§ **Written instruction**
State how many lines of the listing below include the word "mandatory". Give only the number.
== Entries provided ==
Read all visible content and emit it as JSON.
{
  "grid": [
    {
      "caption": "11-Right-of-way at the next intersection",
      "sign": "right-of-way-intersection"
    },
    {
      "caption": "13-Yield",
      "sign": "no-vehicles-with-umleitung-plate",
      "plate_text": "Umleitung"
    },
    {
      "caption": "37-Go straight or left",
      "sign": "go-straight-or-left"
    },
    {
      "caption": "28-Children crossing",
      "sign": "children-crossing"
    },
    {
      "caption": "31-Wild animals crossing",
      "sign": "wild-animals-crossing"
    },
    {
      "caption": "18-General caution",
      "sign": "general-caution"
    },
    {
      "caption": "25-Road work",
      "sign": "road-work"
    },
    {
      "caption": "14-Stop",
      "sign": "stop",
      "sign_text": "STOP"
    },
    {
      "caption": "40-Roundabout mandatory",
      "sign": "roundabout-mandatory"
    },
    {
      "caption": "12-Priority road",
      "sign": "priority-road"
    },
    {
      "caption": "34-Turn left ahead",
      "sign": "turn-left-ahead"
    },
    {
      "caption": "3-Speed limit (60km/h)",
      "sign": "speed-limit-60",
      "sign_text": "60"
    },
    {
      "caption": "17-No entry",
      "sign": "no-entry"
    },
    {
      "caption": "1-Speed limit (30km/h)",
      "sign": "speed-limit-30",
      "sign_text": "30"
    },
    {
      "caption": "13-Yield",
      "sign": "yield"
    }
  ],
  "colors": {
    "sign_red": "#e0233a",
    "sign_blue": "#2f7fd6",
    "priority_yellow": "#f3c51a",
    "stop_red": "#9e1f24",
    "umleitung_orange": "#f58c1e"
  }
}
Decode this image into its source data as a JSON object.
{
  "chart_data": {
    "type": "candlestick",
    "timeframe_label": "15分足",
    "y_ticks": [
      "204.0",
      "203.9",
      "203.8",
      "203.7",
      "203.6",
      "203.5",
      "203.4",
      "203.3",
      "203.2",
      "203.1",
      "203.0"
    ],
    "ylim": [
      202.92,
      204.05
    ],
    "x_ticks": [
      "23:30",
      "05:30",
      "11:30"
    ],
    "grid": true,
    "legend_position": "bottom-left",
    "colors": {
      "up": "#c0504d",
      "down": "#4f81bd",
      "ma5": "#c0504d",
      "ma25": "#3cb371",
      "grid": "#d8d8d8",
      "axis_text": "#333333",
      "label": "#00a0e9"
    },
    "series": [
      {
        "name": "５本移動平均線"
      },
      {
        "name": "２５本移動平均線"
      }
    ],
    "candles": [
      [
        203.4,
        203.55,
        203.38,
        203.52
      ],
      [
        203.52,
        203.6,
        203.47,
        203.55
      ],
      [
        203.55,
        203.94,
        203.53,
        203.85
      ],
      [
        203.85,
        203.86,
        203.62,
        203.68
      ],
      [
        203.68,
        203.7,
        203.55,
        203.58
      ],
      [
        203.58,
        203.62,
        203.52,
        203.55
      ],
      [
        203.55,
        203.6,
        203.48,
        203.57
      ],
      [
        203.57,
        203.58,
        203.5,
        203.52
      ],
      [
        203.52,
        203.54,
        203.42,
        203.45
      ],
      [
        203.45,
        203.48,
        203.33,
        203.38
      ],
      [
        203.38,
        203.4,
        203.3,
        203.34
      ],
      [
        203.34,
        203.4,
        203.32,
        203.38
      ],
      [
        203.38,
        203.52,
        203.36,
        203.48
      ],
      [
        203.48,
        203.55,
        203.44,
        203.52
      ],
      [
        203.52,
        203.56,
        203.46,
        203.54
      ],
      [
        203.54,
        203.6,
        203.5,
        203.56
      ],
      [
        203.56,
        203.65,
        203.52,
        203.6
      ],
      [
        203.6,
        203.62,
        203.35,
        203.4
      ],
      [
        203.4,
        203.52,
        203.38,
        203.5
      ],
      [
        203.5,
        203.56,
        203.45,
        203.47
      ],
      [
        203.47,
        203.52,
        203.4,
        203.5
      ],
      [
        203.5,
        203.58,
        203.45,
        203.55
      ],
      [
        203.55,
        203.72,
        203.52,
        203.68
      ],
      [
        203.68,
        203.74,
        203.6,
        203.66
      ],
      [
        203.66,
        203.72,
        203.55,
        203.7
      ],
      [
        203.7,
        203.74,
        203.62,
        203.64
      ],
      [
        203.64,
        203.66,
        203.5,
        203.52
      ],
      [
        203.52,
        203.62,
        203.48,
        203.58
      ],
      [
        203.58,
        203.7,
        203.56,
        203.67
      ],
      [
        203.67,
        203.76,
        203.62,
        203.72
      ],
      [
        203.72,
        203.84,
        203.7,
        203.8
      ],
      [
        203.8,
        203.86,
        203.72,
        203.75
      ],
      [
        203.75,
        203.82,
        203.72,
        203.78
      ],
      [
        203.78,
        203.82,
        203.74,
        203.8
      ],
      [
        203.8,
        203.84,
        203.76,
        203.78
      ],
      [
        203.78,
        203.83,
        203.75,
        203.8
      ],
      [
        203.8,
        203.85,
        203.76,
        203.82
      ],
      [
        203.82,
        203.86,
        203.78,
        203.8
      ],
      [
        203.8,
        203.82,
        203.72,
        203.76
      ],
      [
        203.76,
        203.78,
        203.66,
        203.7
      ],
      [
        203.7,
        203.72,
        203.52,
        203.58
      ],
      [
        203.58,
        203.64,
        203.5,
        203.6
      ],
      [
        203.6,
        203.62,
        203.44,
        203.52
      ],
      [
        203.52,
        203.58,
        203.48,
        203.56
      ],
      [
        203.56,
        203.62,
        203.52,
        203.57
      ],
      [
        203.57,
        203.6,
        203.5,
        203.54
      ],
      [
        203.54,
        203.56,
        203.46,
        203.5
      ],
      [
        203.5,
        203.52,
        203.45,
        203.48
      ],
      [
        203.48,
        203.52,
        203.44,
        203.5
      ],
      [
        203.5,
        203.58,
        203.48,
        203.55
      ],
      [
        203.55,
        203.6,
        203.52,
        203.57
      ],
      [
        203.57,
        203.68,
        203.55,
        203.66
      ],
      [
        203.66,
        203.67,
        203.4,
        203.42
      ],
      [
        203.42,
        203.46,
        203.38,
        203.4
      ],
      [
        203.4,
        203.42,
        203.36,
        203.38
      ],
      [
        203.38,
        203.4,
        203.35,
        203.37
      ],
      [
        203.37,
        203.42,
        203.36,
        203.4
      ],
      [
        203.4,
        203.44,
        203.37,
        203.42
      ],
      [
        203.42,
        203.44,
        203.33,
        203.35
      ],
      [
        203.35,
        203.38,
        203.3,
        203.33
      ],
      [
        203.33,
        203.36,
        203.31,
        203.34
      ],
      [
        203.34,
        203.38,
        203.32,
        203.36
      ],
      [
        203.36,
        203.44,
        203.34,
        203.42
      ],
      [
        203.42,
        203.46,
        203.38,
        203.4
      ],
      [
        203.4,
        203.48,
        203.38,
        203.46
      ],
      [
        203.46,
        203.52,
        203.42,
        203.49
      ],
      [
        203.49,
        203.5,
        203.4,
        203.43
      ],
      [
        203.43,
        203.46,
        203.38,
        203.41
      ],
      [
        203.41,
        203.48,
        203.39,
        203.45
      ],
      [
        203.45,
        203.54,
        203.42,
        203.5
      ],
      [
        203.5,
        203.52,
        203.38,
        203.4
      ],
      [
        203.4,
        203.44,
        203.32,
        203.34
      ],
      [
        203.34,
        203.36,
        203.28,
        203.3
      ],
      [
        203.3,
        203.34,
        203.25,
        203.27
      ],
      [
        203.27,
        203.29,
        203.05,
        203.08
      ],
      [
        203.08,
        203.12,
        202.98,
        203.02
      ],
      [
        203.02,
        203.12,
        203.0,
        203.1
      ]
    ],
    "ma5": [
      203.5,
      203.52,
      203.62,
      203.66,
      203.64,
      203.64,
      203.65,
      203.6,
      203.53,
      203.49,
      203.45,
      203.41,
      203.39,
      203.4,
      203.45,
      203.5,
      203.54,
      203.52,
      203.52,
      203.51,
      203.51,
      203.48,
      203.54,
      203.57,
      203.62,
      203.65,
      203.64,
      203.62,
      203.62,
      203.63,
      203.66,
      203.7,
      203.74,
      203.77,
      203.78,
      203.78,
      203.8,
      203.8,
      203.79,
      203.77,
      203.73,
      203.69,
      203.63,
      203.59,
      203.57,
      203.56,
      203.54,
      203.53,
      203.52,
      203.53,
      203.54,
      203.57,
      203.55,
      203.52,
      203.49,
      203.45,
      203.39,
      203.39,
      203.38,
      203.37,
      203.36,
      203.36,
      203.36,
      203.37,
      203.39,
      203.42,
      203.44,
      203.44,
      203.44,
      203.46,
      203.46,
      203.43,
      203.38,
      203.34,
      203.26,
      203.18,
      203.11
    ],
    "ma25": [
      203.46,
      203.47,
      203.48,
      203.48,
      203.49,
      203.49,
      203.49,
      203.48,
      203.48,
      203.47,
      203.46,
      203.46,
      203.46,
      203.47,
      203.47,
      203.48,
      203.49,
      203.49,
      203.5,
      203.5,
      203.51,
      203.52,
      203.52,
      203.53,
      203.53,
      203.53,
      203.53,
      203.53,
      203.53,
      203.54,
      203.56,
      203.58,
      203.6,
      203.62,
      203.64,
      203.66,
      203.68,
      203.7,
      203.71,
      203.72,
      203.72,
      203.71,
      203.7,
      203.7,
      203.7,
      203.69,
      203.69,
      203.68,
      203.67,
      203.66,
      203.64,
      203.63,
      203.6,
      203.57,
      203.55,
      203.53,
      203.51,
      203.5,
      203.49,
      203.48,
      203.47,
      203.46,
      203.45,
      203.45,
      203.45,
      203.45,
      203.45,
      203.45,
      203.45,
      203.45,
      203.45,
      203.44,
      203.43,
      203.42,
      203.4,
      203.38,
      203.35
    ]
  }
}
===
§ **Answer**
2